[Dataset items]
══════════
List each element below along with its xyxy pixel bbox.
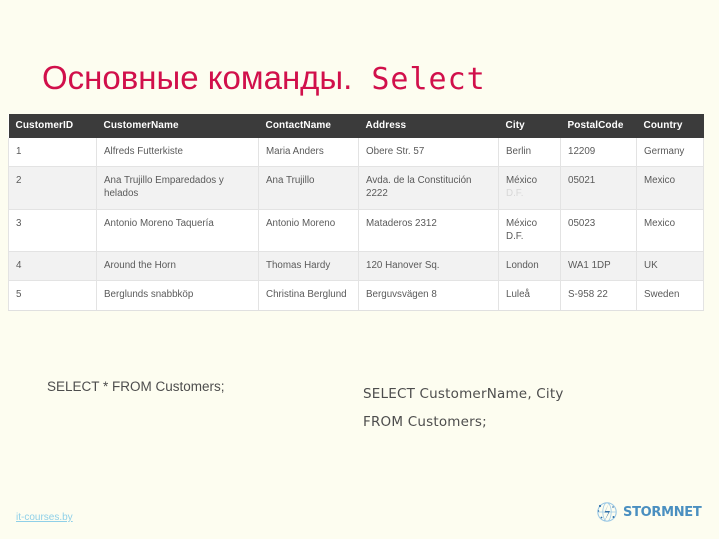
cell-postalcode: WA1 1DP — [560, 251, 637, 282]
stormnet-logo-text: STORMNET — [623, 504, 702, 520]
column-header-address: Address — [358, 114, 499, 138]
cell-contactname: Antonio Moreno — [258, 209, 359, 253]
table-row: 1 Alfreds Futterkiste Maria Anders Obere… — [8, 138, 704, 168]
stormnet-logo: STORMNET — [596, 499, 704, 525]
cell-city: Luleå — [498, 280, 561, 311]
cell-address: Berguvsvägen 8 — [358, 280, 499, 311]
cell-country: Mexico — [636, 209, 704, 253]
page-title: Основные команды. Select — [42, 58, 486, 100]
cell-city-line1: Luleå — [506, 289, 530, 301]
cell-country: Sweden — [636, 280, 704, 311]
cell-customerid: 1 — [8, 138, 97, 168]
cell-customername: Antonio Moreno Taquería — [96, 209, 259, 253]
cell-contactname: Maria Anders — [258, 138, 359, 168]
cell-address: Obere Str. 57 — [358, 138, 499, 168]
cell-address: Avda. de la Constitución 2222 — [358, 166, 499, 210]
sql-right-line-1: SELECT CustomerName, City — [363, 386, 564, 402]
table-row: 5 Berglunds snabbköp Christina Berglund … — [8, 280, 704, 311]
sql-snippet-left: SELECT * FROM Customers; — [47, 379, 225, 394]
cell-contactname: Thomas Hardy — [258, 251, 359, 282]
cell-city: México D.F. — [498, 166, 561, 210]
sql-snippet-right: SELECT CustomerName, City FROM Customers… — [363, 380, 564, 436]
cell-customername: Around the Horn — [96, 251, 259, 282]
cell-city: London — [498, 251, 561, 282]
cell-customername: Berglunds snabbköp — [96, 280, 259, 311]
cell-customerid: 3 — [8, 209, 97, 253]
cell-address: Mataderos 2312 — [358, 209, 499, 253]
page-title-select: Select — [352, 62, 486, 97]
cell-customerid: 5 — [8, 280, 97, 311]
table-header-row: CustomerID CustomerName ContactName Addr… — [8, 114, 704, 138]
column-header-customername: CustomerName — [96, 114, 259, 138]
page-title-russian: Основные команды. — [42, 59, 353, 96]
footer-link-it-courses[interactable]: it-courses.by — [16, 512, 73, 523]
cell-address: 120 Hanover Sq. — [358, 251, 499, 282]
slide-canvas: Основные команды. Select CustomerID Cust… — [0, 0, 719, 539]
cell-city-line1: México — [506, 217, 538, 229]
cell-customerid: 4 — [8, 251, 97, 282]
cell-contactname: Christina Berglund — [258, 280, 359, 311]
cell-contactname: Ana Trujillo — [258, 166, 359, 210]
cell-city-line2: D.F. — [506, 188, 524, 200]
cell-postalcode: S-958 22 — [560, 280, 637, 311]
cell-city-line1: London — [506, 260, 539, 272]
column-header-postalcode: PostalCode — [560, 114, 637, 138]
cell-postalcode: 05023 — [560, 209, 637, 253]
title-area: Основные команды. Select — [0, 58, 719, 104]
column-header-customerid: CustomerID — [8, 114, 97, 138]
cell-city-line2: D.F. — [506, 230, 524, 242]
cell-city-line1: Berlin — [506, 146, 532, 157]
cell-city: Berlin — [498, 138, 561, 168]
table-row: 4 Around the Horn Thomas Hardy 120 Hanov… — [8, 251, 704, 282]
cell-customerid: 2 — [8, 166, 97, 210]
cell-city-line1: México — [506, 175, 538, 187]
══════════
> [Exercise goal]
Recast every line of the records above as a Markdown table with the columns Number and Record line, numbering the rows in order and skipping blank lines. Leave the pictures out of the table.

> [Exercise output]
| Number | Record line |
|---|---|
| 1 | List each element below along with its xyxy pixel bbox. |
| 2 | cell-postalcode: WA1 1DP — [560, 251, 637, 282] |
| 3 | stormnet-logo-text: STORMNET — [623, 504, 702, 520] |
| 4 | column-header-address: Address — [358, 114, 499, 138] |
| 5 | cell-contactname: Antonio Moreno — [258, 209, 359, 253] |
| 6 | table-row: 1 Alfreds Futterkiste Maria Anders Obere… — [8, 138, 704, 168] |
| 7 | stormnet-logo: STORMNET — [596, 499, 704, 525] |
| 8 | cell-city: Luleå — [498, 280, 561, 311] |
| 9 | cell-address: Berguvsvägen 8 — [358, 280, 499, 311] |
| 10 | cell-country: Mexico — [636, 209, 704, 253] |
| 11 | page-title: Основные команды. Select — [42, 58, 486, 100] |
| 12 | cell-city-line1: Luleå — [506, 289, 530, 301] |
| 13 | cell-country: Sweden — [636, 280, 704, 311] |
| 14 | cell-customerid: 1 — [8, 138, 97, 168] |
| 15 | cell-customername: Antonio Moreno Taquería — [96, 209, 259, 253] |
| 16 | cell-contactname: Maria Anders — [258, 138, 359, 168] |
| 17 | cell-address: Obere Str. 57 — [358, 138, 499, 168] |
| 18 | cell-address: Avda. de la Constitución 2222 — [358, 166, 499, 210] |
| 19 | sql-right-line-1: SELECT CustomerName, City — [363, 386, 564, 402] |
| 20 | table-row: 5 Berglunds snabbköp Christina Berglund … — [8, 280, 704, 311] |
| 21 | sql-snippet-left: SELECT * FROM Customers; — [47, 379, 225, 394] |
| 22 | cell-contactname: Thomas Hardy — [258, 251, 359, 282] |
| 23 | cell-city: México D.F. — [498, 166, 561, 210] |
| 24 | sql-snippet-right: SELECT CustomerName, City FROM Customers… — [363, 380, 564, 436] |
| 25 | cell-customername: Around the Horn — [96, 251, 259, 282] |
| 26 | cell-city: London — [498, 251, 561, 282] |
| 27 | cell-customername: Berglunds snabbköp — [96, 280, 259, 311] |
| 28 | cell-customerid: 3 — [8, 209, 97, 253] |
| 29 | cell-address: Mataderos 2312 — [358, 209, 499, 253] |
| 30 | page-title-select: Select — [352, 62, 486, 97] |
| 31 | cell-customerid: 5 — [8, 280, 97, 311] |
| 32 | table-header-row: CustomerID CustomerName ContactName Addr… — [8, 114, 704, 138] |
| 33 | column-header-customername: CustomerName — [96, 114, 259, 138] |
| 34 | page-title-russian: Основные команды. — [42, 59, 353, 96] |
| 35 | footer-link-it-courses[interactable]: it-courses.by — [16, 512, 73, 523] |
| 36 | cell-address: 120 Hanover Sq. — [358, 251, 499, 282] |
| 37 | slide-canvas: Основные команды. Select CustomerID Cust… — [0, 0, 719, 539] |
| 38 | cell-city-line1: México — [506, 217, 538, 229] |
| 39 | cell-customerid: 4 — [8, 251, 97, 282] |
| 40 | cell-contactname: Christina Berglund — [258, 280, 359, 311] |
| 41 | cell-contactname: Ana Trujillo — [258, 166, 359, 210] |
| 42 | cell-city-line2: D.F. — [506, 188, 524, 200] |
| 43 | cell-postalcode: S-958 22 — [560, 280, 637, 311] |
| 44 | cell-city-line1: London — [506, 260, 539, 272] |
| 45 | column-header-postalcode: PostalCode — [560, 114, 637, 138] |
| 46 | cell-postalcode: 05023 — [560, 209, 637, 253] |
| 47 | title-area: Основные команды. Select — [0, 58, 719, 104] |
| 48 | column-header-customerid: CustomerID — [8, 114, 97, 138] |
| 49 | cell-city-line2: D.F. — [506, 230, 524, 242] |
| 50 | cell-city-line1: Berlin — [506, 146, 532, 157] |
| 51 | cell-city: Berlin — [498, 138, 561, 168] |
| 52 | table-row: 4 Around the Horn Thomas Hardy 120 Hanov… — [8, 251, 704, 282] |
| 53 | cell-customerid: 2 — [8, 166, 97, 210] |
| 54 | cell-city-line1: México — [506, 175, 538, 187] |